Copy out word for word the entries from the very first line through the line containing "- lake-superior: [599, 167, 691, 186]", with both of those lines included.
=======
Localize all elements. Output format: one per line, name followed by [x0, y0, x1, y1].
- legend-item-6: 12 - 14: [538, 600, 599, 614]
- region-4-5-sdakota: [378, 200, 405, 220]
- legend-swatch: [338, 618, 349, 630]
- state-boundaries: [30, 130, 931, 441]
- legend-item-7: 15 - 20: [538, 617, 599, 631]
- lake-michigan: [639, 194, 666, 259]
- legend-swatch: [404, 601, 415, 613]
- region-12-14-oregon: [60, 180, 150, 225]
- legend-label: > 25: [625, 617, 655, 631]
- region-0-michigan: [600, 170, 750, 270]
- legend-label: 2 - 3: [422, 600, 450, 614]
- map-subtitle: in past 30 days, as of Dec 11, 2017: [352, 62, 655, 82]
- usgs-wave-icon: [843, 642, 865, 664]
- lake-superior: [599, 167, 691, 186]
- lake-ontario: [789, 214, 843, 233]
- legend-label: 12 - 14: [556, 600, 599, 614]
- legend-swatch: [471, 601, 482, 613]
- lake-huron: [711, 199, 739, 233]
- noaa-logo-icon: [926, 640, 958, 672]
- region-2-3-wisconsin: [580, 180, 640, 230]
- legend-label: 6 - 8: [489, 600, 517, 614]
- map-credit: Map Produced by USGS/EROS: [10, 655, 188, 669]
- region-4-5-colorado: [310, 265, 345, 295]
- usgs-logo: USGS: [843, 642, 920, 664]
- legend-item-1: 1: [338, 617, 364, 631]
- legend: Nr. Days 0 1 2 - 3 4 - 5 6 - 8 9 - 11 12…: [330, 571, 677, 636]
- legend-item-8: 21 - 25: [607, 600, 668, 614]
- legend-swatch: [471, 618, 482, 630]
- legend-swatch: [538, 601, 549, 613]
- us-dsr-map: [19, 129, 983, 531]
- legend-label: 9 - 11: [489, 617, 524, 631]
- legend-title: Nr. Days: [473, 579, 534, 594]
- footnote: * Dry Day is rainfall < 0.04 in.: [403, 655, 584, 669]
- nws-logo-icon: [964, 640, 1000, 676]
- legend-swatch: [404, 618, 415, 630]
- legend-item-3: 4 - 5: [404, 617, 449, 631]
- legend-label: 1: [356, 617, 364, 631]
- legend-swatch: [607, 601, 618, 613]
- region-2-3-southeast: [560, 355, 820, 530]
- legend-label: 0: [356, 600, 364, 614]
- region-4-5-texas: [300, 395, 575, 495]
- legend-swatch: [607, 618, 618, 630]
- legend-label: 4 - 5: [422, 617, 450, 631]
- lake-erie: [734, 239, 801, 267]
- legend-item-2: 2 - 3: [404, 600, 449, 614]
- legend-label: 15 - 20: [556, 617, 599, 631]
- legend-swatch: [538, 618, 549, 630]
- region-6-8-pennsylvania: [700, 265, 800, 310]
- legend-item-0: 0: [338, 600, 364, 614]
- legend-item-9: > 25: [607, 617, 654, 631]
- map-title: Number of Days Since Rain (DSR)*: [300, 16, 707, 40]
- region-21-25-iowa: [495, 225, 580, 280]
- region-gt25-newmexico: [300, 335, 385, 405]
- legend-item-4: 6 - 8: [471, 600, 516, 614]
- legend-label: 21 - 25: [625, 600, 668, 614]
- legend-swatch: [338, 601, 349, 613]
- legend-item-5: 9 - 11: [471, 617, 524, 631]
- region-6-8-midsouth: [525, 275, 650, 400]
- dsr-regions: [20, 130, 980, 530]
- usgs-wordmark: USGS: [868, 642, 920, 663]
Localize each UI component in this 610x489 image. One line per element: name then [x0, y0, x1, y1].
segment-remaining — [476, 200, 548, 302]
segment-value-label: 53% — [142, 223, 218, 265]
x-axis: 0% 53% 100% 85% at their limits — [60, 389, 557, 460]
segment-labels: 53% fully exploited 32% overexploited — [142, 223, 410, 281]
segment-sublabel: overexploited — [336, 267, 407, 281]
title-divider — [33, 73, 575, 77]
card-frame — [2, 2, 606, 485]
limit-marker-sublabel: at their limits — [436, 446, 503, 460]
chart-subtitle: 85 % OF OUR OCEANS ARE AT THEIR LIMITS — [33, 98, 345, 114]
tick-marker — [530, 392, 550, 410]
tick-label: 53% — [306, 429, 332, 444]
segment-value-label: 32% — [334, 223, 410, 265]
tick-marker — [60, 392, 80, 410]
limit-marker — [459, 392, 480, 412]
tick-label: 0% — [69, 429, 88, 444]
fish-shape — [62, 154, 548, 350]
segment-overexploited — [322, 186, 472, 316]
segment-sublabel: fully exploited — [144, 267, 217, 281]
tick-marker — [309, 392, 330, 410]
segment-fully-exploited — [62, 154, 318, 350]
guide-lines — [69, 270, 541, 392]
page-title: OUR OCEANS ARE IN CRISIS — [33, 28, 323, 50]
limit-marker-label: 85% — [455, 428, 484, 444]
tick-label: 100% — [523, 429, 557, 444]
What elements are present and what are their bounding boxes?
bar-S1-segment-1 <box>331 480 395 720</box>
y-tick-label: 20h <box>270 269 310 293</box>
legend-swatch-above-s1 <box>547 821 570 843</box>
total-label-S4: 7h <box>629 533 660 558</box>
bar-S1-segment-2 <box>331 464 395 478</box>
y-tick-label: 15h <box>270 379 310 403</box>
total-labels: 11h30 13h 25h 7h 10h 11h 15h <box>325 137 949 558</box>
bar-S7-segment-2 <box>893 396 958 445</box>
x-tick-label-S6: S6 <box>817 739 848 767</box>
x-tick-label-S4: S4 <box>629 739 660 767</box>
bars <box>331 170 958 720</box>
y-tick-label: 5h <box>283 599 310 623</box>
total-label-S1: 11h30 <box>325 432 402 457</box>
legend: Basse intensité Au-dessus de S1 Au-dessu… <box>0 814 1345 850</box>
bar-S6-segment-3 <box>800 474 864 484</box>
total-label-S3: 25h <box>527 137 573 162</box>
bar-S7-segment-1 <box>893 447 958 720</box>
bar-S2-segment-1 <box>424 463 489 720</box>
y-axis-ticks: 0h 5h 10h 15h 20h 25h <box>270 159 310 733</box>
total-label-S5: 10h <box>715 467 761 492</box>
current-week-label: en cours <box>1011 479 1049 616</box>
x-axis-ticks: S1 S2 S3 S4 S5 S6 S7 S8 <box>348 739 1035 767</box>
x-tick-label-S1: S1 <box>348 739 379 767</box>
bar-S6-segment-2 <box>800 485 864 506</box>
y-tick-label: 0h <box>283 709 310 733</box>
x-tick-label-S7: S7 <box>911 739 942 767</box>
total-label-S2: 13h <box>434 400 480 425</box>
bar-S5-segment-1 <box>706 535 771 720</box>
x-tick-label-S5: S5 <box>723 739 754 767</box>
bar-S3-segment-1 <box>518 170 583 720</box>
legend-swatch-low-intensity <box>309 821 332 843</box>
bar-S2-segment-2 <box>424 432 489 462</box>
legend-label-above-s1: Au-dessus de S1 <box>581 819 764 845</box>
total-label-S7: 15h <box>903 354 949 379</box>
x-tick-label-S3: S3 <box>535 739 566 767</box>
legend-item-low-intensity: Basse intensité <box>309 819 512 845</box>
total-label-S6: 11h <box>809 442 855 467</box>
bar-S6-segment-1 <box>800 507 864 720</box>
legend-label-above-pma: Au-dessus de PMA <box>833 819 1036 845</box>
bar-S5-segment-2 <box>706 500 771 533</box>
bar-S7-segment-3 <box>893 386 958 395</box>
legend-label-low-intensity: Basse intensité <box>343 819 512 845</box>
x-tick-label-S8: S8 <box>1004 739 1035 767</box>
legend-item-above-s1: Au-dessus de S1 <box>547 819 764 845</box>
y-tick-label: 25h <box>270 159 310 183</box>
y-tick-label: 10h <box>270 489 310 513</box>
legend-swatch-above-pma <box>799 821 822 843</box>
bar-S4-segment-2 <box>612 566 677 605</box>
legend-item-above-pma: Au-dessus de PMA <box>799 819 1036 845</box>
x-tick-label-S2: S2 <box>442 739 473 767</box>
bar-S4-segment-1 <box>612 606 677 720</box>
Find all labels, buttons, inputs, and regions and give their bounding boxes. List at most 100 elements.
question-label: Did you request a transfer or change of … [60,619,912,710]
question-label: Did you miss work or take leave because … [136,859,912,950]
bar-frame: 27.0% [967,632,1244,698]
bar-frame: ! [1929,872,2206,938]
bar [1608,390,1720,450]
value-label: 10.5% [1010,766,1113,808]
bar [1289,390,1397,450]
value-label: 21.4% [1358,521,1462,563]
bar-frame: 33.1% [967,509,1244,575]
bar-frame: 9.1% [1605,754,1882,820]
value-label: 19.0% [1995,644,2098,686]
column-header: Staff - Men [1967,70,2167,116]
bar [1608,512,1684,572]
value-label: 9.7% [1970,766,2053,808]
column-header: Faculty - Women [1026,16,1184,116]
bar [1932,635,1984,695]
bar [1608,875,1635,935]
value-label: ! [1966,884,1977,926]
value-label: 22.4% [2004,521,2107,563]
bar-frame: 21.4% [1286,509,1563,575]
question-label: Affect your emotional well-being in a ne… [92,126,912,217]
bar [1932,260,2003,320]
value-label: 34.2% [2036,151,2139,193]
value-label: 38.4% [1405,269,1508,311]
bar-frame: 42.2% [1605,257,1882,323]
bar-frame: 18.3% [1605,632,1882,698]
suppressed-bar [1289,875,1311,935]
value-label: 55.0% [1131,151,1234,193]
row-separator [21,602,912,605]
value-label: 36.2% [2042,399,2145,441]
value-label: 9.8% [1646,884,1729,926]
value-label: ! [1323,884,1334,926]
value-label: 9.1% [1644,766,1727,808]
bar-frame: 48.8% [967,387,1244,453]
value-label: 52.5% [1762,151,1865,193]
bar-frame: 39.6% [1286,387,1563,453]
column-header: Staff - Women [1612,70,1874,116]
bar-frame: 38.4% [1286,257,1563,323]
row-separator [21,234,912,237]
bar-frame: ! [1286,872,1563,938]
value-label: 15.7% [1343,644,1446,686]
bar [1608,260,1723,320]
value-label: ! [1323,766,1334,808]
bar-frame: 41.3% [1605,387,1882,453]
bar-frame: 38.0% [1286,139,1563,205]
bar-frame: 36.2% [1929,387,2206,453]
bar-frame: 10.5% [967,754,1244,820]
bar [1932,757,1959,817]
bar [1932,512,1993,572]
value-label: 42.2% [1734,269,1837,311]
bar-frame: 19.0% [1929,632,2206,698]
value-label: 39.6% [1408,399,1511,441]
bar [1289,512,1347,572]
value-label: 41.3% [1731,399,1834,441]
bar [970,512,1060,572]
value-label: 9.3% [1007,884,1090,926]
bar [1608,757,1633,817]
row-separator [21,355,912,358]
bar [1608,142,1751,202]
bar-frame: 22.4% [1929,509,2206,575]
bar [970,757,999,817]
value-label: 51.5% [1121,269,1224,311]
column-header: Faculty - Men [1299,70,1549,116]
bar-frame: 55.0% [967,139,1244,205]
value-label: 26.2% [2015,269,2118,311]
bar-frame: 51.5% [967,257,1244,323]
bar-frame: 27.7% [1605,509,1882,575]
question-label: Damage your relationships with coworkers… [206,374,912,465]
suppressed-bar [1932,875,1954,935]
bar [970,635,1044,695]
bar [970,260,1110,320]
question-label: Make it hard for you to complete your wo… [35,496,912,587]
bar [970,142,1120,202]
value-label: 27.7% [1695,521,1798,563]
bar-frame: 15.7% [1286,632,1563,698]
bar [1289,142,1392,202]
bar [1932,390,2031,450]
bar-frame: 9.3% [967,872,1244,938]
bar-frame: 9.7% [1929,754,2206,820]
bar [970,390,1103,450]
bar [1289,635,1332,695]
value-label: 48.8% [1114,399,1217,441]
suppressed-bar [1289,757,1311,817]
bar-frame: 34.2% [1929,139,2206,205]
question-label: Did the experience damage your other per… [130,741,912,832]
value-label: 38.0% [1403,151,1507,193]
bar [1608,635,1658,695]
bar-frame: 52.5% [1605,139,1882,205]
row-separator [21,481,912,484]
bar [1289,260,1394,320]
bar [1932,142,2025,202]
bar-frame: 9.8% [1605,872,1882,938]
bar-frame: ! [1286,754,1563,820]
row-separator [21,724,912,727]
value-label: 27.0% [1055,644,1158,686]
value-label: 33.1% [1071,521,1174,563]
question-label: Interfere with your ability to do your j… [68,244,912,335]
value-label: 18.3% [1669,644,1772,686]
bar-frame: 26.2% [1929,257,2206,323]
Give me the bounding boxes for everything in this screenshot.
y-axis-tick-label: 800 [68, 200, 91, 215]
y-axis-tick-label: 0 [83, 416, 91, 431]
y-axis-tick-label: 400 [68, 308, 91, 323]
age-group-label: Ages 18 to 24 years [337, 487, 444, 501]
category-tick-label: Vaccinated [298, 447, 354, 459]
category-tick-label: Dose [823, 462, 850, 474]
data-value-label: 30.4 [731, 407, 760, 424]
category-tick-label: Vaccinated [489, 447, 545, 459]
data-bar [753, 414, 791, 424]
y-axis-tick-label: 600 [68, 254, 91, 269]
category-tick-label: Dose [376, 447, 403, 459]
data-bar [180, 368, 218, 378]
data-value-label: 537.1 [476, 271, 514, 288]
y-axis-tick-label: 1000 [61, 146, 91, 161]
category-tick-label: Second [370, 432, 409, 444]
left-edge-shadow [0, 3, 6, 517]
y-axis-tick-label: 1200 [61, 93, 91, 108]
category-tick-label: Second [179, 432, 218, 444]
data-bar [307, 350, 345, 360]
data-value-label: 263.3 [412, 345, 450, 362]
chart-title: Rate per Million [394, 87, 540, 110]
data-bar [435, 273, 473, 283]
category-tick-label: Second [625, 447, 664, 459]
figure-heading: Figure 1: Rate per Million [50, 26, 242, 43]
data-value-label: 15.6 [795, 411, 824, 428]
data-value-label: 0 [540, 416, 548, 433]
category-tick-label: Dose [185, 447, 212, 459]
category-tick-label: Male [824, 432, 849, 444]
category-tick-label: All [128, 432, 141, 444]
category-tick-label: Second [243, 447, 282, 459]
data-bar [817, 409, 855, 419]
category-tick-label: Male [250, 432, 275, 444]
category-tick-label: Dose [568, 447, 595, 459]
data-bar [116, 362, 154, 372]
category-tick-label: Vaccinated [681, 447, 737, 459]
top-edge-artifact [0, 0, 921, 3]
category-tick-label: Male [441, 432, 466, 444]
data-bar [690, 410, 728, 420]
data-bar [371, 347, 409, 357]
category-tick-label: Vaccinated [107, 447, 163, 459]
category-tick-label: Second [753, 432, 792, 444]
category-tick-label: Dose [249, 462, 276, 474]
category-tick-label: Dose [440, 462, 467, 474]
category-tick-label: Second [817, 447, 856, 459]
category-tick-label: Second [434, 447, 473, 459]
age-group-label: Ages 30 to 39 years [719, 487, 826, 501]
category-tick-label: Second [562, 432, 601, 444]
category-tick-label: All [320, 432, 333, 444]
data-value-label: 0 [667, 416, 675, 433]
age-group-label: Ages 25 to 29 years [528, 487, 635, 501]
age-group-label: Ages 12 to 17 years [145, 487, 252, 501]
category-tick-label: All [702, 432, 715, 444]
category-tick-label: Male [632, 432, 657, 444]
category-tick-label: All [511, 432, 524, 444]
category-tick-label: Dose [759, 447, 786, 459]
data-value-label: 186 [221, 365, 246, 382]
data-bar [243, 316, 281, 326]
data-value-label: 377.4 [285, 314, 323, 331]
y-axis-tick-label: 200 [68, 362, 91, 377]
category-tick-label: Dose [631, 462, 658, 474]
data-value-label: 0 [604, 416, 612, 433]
=======
- **The solution**:
Localize all elements. Output format: one per line, name followed by [x0, y0, x1, y1].
- legend-item-6: 12 - 14: [538, 600, 599, 614]
- region-4-5-sdakota: [378, 200, 405, 220]
- legend-swatch: [338, 618, 349, 630]
- state-boundaries: [30, 130, 931, 441]
- legend-item-7: 15 - 20: [538, 617, 599, 631]
- lake-michigan: [639, 194, 666, 259]
- legend-swatch: [404, 601, 415, 613]
- region-12-14-oregon: [60, 180, 150, 225]
- legend-label: > 25: [625, 617, 655, 631]
- region-0-michigan: [600, 170, 750, 270]
- legend-label: 2 - 3: [422, 600, 450, 614]
- map-subtitle: in past 30 days, as of Dec 11, 2017: [352, 62, 655, 82]
- usgs-wave-icon: [843, 642, 865, 664]
- lake-superior: [599, 167, 691, 186]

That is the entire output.